____ DATA TO USE

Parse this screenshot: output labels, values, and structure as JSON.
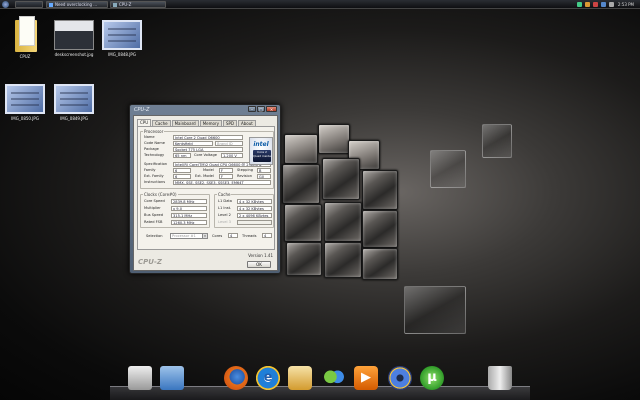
{
  "taskbar": {
    "tasks": [
      {
        "label": "Need overclocking ..."
      },
      {
        "label": "CPU-Z"
      }
    ],
    "clock": "2:53 PM"
  },
  "desktop": {
    "icons": [
      {
        "label": "CPUZ"
      },
      {
        "label": "deskscreenshot.jpg"
      },
      {
        "label": "IMG_0848.JPG"
      },
      {
        "label": "IMG_0850.JPG"
      },
      {
        "label": "IMG_0849.JPG"
      }
    ]
  },
  "cpuz": {
    "title": "CPU-Z",
    "tabs": [
      "CPU",
      "Cache",
      "Mainboard",
      "Memory",
      "SPD",
      "About"
    ],
    "processor": {
      "group": "Processor",
      "name_label": "Name",
      "name": "Intel Core 2 Quad Q6600",
      "codename_label": "Code Name",
      "codename": "Kentsfield",
      "brand_label": "Brand ID",
      "package_label": "Package",
      "package": "Socket 775 LGA",
      "technology_label": "Technology",
      "technology": "65 nm",
      "voltage_label": "Core Voltage",
      "voltage": "1.200 V",
      "spec_label": "Specification",
      "spec": "Intel(R) Core(TM)2 Quad CPU    Q6600  @ 2.40GHz",
      "family_label": "Family",
      "family": "6",
      "model_label": "Model",
      "model": "F",
      "stepping_label": "Stepping",
      "stepping": "B",
      "extfamily_label": "Ext. Family",
      "extfamily": "6",
      "extmodel_label": "Ext. Model",
      "extmodel": "F",
      "revision_label": "Revision",
      "revision": "G0",
      "instructions_label": "Instructions",
      "instructions": "MMX, SSE, SSE2, SSE3, SSSE3, EM64T"
    },
    "clocks": {
      "group": "Clocks (Core#0)",
      "core_speed_label": "Core Speed",
      "core_speed": "2839.8 MHz",
      "multiplier_label": "Multiplier",
      "multiplier": "x 9.0",
      "bus_speed_label": "Bus Speed",
      "bus_speed": "315.1 MHz",
      "rated_fsb_label": "Rated FSB",
      "rated_fsb": "1260.3 MHz"
    },
    "cache": {
      "group": "Cache",
      "l1d_label": "L1 Data",
      "l1d": "4 x 32 KBytes",
      "l1i_label": "L1 Inst.",
      "l1i": "4 x 32 KBytes",
      "l2_label": "Level 2",
      "l2": "2 x 4096 KBytes",
      "l3_label": "Level 3"
    },
    "selection": {
      "label": "Selection",
      "value": "Processor #1",
      "cores_label": "Cores",
      "cores": "4",
      "threads_label": "Threads",
      "threads": "4"
    },
    "intel_logo": {
      "word": "intel",
      "badge": "Core 2 Quad inside"
    },
    "footer_logo": "CPU-Z",
    "version": "Version 1.41",
    "ok": "OK"
  },
  "dock": {
    "icons": [
      "mac-drive-icon",
      "folder-icon",
      "firefox-icon",
      "internet-explorer-icon",
      "explorer-icon",
      "messenger-icon",
      "media-player-icon",
      "dvd-icon",
      "utorrent-icon",
      "trash-icon"
    ]
  }
}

________

Transcribe every line in the entries above, taking out only the images.

Parse this screenshot: output labels, values, and structure as JSON.
{
  "taskbar": {
    "tasks": [
      {
        "label": "Need overclocking ..."
      },
      {
        "label": "CPU-Z"
      }
    ],
    "clock": "2:53 PM"
  },
  "desktop": {
    "icons": [
      {
        "label": "CPUZ"
      },
      {
        "label": "deskscreenshot.jpg"
      },
      {
        "label": "IMG_0848.JPG"
      },
      {
        "label": "IMG_0850.JPG"
      },
      {
        "label": "IMG_0849.JPG"
      }
    ]
  },
  "cpuz": {
    "title": "CPU-Z",
    "tabs": [
      "CPU",
      "Cache",
      "Mainboard",
      "Memory",
      "SPD",
      "About"
    ],
    "processor": {
      "group": "Processor",
      "name_label": "Name",
      "name": "Intel Core 2 Quad Q6600",
      "codename_label": "Code Name",
      "codename": "Kentsfield",
      "brand_label": "Brand ID",
      "package_label": "Package",
      "package": "Socket 775 LGA",
      "technology_label": "Technology",
      "technology": "65 nm",
      "voltage_label": "Core Voltage",
      "voltage": "1.200 V",
      "spec_label": "Specification",
      "spec": "Intel(R) Core(TM)2 Quad CPU    Q6600  @ 2.40GHz",
      "family_label": "Family",
      "family": "6",
      "model_label": "Model",
      "model": "F",
      "stepping_label": "Stepping",
      "stepping": "B",
      "extfamily_label": "Ext. Family",
      "extfamily": "6",
      "extmodel_label": "Ext. Model",
      "extmodel": "F",
      "revision_label": "Revision",
      "revision": "G0",
      "instructions_label": "Instructions",
      "instructions": "MMX, SSE, SSE2, SSE3, SSSE3, EM64T"
    },
    "clocks": {
      "group": "Clocks (Core#0)",
      "core_speed_label": "Core Speed",
      "core_speed": "2839.8 MHz",
      "multiplier_label": "Multiplier",
      "multiplier": "x 9.0",
      "bus_speed_label": "Bus Speed",
      "bus_speed": "315.1 MHz",
      "rated_fsb_label": "Rated FSB",
      "rated_fsb": "1260.3 MHz"
    },
    "cache": {
      "group": "Cache",
      "l1d_label": "L1 Data",
      "l1d": "4 x 32 KBytes",
      "l1i_label": "L1 Inst.",
      "l1i": "4 x 32 KBytes",
      "l2_label": "Level 2",
      "l2": "2 x 4096 KBytes",
      "l3_label": "Level 3"
    },
    "selection": {
      "label": "Selection",
      "value": "Processor #1",
      "cores_label": "Cores",
      "cores": "4",
      "threads_label": "Threads",
      "threads": "4"
    },
    "intel_logo": {
      "word": "intel",
      "badge": "Core 2 Quad inside"
    },
    "footer_logo": "CPU-Z",
    "version": "Version 1.41",
    "ok": "OK"
  },
  "dock": {
    "icons": [
      "mac-drive-icon",
      "folder-icon",
      "firefox-icon",
      "internet-explorer-icon",
      "explorer-icon",
      "messenger-icon",
      "media-player-icon",
      "dvd-icon",
      "utorrent-icon",
      "trash-icon"
    ]
  }
}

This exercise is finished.